GIVEN EXERCISE: Count, in the entries below, the lines in which "username" occurs. Give the number, nothing more.

DATA:
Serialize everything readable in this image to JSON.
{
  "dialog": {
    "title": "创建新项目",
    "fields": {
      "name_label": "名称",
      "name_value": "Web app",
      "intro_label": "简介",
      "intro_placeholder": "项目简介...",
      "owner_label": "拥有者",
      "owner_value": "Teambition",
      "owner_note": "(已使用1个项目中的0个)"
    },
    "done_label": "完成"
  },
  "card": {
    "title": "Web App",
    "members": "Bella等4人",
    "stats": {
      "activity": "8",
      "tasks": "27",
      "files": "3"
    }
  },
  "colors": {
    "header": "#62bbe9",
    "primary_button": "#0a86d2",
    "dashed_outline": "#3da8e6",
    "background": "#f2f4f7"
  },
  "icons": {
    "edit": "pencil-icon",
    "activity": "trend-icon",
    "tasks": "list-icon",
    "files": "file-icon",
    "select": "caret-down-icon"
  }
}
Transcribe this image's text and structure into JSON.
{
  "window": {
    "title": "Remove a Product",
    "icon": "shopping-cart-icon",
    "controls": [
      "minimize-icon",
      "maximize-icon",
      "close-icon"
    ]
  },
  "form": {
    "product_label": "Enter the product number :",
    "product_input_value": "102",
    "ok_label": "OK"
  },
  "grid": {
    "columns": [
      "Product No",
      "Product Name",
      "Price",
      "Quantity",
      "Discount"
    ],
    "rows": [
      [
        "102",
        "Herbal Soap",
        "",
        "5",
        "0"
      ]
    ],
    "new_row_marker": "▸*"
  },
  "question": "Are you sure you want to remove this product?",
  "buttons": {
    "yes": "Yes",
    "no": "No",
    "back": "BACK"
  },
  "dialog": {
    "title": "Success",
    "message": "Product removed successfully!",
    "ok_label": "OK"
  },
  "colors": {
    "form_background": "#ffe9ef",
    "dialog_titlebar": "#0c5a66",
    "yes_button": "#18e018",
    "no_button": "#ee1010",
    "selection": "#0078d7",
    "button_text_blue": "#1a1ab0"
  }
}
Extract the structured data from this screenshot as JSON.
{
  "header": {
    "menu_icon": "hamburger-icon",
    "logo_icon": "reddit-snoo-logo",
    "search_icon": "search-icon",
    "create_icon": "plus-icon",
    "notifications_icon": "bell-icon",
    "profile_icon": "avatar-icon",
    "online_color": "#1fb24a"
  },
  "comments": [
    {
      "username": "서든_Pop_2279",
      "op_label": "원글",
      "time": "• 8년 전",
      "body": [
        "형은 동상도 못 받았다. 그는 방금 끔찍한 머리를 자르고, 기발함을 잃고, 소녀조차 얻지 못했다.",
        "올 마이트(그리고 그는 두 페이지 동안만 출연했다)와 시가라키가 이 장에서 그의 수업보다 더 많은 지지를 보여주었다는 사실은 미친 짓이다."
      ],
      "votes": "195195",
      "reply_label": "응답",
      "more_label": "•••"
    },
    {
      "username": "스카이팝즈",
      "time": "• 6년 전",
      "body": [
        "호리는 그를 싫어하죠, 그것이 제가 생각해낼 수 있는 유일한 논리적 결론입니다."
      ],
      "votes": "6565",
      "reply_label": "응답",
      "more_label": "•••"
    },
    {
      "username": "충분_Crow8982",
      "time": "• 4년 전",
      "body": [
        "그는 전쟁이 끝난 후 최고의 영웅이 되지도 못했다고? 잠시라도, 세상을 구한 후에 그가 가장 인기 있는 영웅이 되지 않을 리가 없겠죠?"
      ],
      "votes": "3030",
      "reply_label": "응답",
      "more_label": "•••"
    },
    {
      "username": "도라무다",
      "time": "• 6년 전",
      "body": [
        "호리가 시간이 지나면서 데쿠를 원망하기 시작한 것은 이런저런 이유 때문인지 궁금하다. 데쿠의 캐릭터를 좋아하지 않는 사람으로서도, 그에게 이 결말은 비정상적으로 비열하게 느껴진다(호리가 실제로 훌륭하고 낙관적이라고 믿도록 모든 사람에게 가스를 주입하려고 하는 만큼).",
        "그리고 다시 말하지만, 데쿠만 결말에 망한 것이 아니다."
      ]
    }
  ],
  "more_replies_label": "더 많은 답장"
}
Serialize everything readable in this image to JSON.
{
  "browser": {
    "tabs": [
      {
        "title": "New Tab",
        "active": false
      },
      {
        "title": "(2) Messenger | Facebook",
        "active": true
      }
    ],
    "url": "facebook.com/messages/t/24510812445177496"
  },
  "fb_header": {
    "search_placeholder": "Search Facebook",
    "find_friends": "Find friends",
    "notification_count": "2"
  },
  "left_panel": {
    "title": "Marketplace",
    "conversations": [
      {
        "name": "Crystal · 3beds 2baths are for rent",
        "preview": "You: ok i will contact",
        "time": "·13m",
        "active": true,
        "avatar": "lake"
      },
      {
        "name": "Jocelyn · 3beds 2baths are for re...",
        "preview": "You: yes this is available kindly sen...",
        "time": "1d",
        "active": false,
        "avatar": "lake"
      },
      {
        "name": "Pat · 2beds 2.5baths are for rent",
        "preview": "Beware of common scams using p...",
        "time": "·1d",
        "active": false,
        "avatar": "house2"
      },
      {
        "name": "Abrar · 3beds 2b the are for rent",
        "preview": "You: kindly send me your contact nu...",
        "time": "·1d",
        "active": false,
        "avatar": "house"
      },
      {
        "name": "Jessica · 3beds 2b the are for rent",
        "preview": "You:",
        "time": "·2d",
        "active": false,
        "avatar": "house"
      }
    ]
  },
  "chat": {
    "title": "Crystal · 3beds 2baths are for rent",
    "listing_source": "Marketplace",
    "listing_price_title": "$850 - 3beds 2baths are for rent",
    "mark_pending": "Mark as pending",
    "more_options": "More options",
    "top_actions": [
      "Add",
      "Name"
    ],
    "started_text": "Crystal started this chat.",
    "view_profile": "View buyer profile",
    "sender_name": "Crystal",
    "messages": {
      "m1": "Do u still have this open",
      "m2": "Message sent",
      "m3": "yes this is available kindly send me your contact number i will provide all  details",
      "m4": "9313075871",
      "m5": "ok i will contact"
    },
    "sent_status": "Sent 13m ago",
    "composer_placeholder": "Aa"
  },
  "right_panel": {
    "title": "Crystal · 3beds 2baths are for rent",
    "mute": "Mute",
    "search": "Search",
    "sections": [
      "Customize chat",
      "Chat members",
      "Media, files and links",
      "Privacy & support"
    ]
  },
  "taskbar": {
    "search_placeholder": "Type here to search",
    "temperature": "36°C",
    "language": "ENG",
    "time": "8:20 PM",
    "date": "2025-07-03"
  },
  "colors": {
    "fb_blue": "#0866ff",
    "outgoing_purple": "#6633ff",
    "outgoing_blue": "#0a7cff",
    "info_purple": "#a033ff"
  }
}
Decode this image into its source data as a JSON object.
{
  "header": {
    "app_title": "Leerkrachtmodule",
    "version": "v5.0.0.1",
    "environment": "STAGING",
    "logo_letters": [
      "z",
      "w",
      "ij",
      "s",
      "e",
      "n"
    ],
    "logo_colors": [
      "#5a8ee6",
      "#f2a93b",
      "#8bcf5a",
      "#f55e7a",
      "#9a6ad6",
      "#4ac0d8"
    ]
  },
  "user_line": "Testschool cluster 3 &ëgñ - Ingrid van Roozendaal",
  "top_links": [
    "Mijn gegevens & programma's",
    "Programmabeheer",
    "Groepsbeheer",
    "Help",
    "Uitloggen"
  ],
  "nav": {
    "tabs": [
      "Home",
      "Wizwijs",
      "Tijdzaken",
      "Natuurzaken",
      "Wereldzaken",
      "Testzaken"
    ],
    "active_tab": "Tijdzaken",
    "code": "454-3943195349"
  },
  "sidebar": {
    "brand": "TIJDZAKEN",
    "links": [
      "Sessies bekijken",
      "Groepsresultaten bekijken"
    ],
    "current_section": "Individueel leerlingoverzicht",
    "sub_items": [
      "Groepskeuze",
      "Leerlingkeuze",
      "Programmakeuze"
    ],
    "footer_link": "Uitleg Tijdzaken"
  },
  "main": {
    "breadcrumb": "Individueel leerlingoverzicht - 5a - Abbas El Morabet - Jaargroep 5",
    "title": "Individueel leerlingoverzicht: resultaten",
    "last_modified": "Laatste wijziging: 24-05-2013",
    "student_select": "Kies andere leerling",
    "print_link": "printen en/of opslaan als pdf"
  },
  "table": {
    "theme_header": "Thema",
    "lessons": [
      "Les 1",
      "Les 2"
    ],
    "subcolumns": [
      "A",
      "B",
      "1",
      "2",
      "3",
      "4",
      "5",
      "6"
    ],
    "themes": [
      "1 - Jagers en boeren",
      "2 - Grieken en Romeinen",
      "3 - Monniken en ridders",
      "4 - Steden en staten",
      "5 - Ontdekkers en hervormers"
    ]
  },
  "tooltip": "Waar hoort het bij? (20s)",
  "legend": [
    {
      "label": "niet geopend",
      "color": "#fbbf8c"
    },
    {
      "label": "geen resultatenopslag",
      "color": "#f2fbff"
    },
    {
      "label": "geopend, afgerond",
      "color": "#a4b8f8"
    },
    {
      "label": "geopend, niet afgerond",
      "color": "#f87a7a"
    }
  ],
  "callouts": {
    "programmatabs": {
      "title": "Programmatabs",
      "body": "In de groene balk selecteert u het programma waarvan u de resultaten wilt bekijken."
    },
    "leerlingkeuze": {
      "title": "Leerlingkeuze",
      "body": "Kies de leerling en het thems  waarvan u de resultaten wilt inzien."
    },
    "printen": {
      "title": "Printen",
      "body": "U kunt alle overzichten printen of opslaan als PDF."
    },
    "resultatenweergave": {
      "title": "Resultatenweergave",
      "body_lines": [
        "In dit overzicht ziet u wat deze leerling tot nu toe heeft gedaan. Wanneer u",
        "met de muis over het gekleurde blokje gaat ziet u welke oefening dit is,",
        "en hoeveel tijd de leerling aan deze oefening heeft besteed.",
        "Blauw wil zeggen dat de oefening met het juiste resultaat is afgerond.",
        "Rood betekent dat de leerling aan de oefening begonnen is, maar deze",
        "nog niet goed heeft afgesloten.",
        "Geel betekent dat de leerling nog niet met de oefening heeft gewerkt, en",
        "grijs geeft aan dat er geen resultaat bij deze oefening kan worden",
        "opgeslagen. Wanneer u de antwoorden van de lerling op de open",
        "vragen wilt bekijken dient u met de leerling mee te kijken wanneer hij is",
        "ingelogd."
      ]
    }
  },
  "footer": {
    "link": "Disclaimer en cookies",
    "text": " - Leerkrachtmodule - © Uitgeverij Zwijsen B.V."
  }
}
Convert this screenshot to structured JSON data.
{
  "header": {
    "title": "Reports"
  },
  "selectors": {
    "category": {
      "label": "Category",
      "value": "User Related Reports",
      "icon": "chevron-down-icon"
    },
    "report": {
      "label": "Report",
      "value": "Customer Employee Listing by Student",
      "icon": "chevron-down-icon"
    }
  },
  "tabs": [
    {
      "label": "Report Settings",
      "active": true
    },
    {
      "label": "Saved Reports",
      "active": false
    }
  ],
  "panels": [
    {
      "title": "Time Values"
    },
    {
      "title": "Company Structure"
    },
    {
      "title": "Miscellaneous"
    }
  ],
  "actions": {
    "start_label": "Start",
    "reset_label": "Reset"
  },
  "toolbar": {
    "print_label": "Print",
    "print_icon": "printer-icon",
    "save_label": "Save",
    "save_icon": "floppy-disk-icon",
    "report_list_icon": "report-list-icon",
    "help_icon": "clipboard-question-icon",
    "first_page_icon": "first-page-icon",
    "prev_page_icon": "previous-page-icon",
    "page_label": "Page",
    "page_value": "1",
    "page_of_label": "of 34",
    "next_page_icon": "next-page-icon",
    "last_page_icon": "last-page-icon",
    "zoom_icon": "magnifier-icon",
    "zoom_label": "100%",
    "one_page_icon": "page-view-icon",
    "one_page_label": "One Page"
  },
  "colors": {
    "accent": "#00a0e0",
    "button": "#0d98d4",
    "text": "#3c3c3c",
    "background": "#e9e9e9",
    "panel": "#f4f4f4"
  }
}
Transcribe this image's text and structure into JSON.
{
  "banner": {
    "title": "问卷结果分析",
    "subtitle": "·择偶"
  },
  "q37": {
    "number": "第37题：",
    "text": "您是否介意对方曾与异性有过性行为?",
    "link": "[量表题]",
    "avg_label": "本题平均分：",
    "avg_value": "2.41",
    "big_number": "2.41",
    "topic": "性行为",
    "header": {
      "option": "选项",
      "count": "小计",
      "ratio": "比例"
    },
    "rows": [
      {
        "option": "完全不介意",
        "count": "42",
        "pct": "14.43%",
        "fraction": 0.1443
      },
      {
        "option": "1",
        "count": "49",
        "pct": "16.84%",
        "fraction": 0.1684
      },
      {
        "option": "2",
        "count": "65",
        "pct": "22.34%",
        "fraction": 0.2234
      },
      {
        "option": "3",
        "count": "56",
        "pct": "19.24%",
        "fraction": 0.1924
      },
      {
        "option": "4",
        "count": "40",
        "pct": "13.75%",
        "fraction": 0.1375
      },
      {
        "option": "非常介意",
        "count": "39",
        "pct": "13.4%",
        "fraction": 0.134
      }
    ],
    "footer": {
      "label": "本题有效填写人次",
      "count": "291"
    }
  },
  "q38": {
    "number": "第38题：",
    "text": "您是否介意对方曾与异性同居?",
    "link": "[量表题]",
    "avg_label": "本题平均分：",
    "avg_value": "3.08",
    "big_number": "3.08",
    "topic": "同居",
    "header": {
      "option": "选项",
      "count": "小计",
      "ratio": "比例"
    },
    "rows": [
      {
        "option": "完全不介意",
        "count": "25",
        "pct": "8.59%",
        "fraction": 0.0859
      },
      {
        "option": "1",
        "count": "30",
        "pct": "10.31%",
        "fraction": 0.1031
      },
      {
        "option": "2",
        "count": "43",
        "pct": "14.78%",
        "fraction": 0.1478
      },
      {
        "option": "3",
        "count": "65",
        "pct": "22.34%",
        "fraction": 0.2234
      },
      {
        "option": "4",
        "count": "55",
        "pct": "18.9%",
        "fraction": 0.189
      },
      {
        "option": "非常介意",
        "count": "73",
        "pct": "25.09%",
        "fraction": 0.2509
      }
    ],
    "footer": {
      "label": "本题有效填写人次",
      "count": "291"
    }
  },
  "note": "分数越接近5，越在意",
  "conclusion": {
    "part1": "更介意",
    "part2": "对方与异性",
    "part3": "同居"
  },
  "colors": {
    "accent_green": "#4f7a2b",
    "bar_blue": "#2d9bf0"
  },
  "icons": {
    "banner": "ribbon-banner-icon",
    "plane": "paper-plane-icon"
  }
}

ANSWER FOR THIS EXERCISE: 4